Task prompt:
Count every line of the material that holds the string "image". Respond with the total only.

Exercise material:
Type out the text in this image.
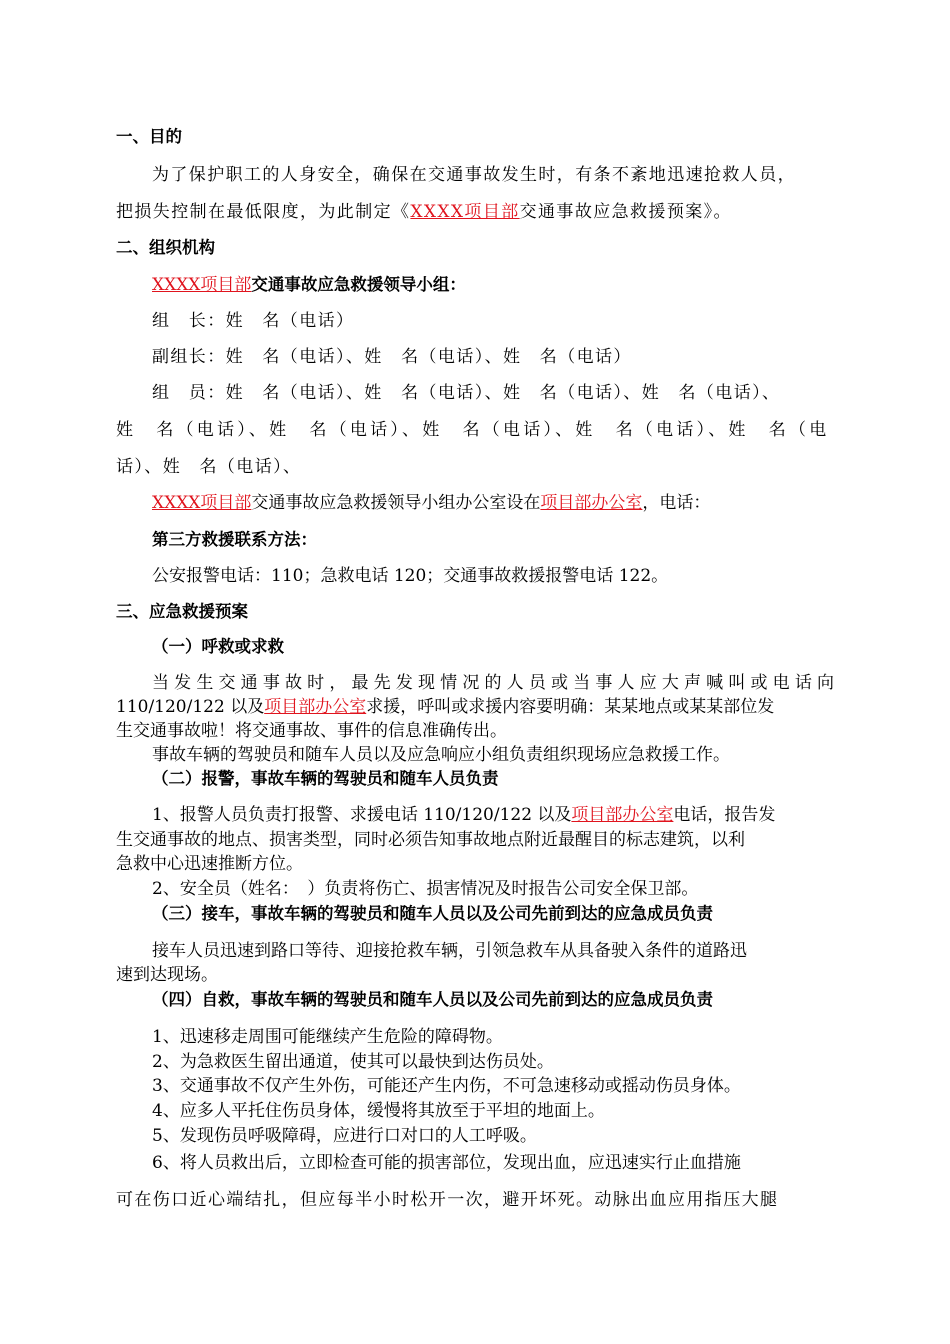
一、目的
为了保护职工的人身安全，确保在交通事故发生时，有条不紊地迅速抢救人员，
把损失控制在最低限度，为此制定《XXXX项目部交通事故应急救援预案》。
二、组织机构
XXXX项目部交通事故应急救援领导小组：
组　长：姓　名（电话）
副组长：姓　名（电话）、姓　名（电话）、姓　名（电话）
组　员：姓　名（电话）、姓　名（电话）、姓　名（电话）、姓　名（电话）、
姓　名（电话）、姓　名（电话）、姓　名（电话）、姓　名（电话）、姓　名（电
话）、姓　名（电话）、
XXXX项目部交通事故应急救援领导小组办公室设在项目部办公室，电话：
第三方救援联系方法：
公安报警电话：110；急救电话 120；交通事故救援报警电话 122。
三、应急救援预案
（一）呼救或求救
当发生交通事故时，最先发现情况的人员或当事人应大声喊叫或电话向
110/120/122 以及项目部办公室求援，呼叫或求援内容要明确：某某地点或某某部位发
生交通事故啦！将交通事故、事件的信息准确传出。
事故车辆的驾驶员和随车人员以及应急响应小组负责组织现场应急救援工作。
（二）报警，事故车辆的驾驶员和随车人员负责
1、报警人员负责打报警、求援电话 110/120/122 以及项目部办公室电话，报告发
生交通事故的地点、损害类型，同时必须告知事故地点附近最醒目的标志建筑，以利
急救中心迅速推断方位。
2、安全员（姓名：　）负责将伤亡、损害情况及时报告公司安全保卫部。
（三）接车，事故车辆的驾驶员和随车人员以及公司先前到达的应急成员负责
接车人员迅速到路口等待、迎接抢救车辆，引领急救车从具备驶入条件的道路迅
速到达现场。
（四）自救，事故车辆的驾驶员和随车人员以及公司先前到达的应急成员负责
1、迅速移走周围可能继续产生危险的障碍物。
2、为急救医生留出通道，使其可以最快到达伤员处。
3、交通事故不仅产生外伤，可能还产生内伤，不可急速移动或摇动伤员身体。
4、应多人平托住伤员身体，缓慢将其放至于平坦的地面上。
5、发现伤员呼吸障碍，应进行口对口的人工呼吸。
6、将人员救出后，立即检查可能的损害部位，发现出血，应迅速实行止血措施
可在伤口近心端结扎，但应每半小时松开一次，避开坏死。动脉出血应用指压大腿
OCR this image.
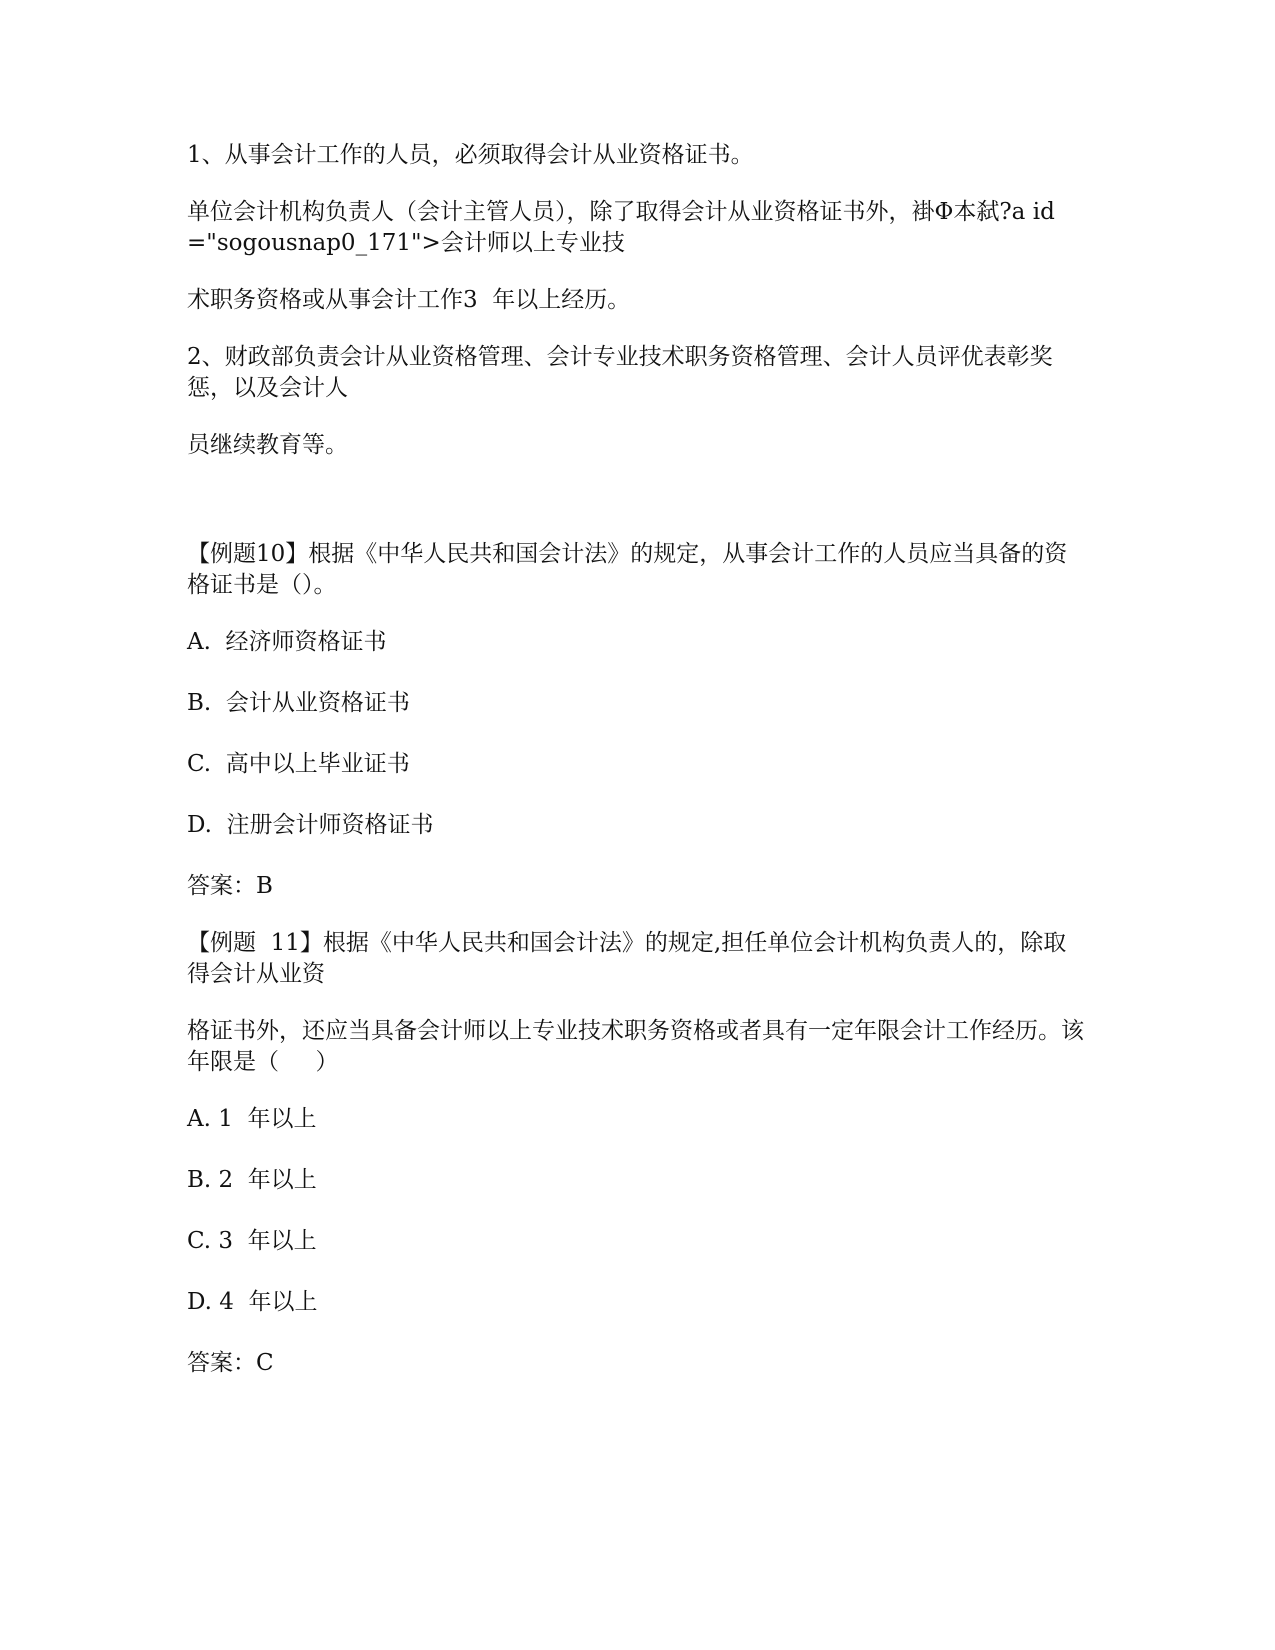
1、从事会计工作的人员，必须取得会计从业资格证书。

单位会计机构负责人（会计主管人员），除了取得会计从业资格证书外，褂Φ本弑?a id="sogousnap0_171">会计师以上专业技

术职务资格或从事会计工作3  年以上经历。

2、财政部负责会计从业资格管理、会计专业技术职务资格管理、会计人员评优表彰奖惩，以及会计人

员继续教育等。

【例题10】根据《中华人民共和国会计法》的规定，从事会计工作的人员应当具备的资格证书是（）。

A.  经济师资格证书

B.  会计从业资格证书

C.  高中以上毕业证书

D.  注册会计师资格证书

答案：B

【例题  11】根据《中华人民共和国会计法》的规定,担任单位会计机构负责人的，除取得会计从业资

格证书外，还应当具备会计师以上专业技术职务资格或者具有一定年限会计工作经历。该年限是（     ）

A. 1  年以上

B. 2  年以上

C. 3  年以上

D. 4  年以上

答案：C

Solution for this problem:
2